TASK TO COMPLETE
Pick out each line of the records that includes the string "семинара", and copy it.

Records
>>>>

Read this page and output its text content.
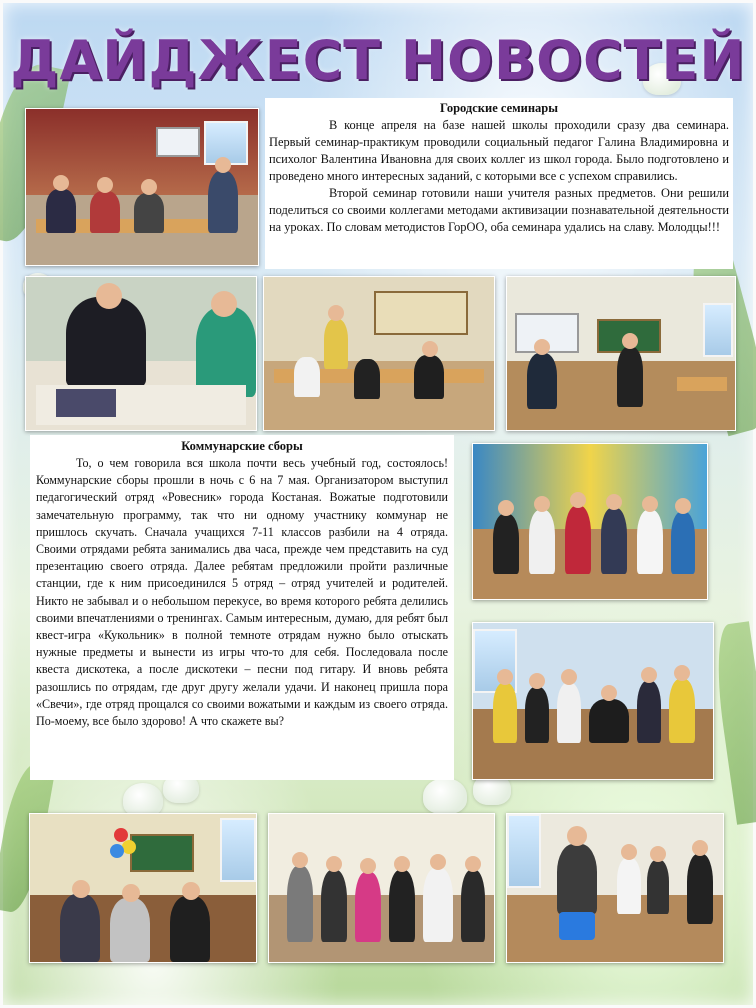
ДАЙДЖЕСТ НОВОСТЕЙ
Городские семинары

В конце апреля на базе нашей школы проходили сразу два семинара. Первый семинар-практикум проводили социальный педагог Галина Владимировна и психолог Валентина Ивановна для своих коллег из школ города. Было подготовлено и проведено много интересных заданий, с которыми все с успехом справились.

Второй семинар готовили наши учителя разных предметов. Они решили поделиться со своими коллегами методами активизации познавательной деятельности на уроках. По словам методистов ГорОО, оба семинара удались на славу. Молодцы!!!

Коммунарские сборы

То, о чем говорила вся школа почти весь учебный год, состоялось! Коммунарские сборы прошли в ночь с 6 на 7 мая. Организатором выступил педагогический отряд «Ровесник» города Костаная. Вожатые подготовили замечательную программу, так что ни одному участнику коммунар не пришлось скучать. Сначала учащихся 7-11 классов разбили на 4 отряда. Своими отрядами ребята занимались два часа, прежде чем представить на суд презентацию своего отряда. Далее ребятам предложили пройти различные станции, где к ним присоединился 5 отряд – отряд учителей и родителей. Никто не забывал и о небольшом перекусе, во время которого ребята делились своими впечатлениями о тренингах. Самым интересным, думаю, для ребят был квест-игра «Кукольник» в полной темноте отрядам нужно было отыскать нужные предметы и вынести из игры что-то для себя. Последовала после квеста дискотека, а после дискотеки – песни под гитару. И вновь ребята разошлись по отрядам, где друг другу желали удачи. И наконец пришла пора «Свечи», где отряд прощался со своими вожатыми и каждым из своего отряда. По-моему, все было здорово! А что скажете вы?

<<<<
>>>>

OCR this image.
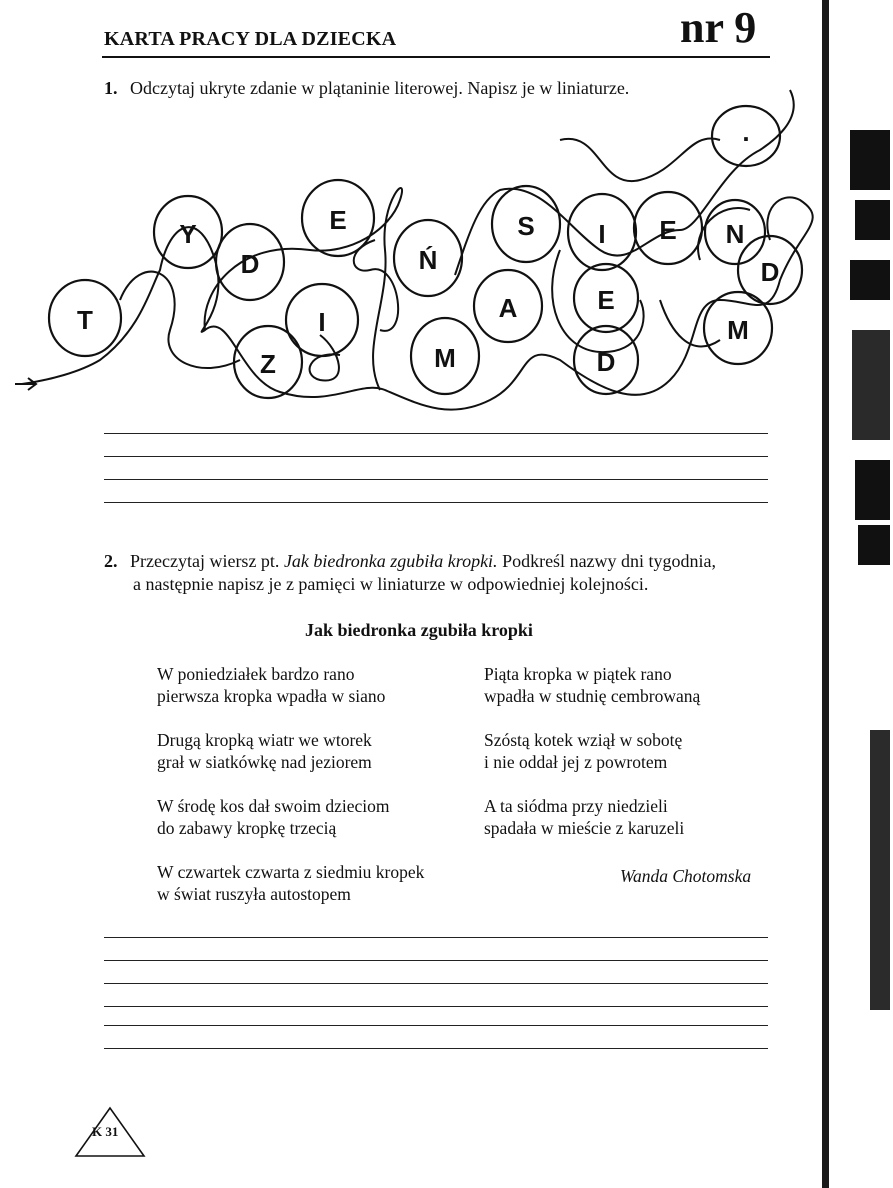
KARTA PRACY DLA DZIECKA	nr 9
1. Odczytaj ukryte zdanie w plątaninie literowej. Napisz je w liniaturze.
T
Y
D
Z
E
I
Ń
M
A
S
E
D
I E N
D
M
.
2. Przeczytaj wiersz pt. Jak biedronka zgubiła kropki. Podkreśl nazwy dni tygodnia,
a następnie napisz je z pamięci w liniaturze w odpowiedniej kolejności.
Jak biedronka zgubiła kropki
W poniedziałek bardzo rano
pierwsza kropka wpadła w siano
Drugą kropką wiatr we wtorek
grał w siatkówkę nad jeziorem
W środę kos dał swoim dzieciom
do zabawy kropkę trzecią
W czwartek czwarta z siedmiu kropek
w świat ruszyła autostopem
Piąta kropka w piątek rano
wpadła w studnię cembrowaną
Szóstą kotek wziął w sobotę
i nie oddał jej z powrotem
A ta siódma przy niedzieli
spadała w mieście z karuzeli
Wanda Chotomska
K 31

<<<<

RESPONSE TO THE TASK
В конце апреля на базе нашей школы проходили сразу два семинара. Первый семинар-практикум проводили социальный педагог Галина Владимировна и психолог Валентина Ивановна для своих коллег из школ города. Было подготовлено и проведено много интересных заданий, с которыми все с успехом справились.
Второй семинар готовили наши учителя разных предметов. Они решили поделиться со своими коллегами методами активизации познавательной деятельности на уроках. По словам методистов ГорОО, оба семинара удались на славу. Молодцы!!!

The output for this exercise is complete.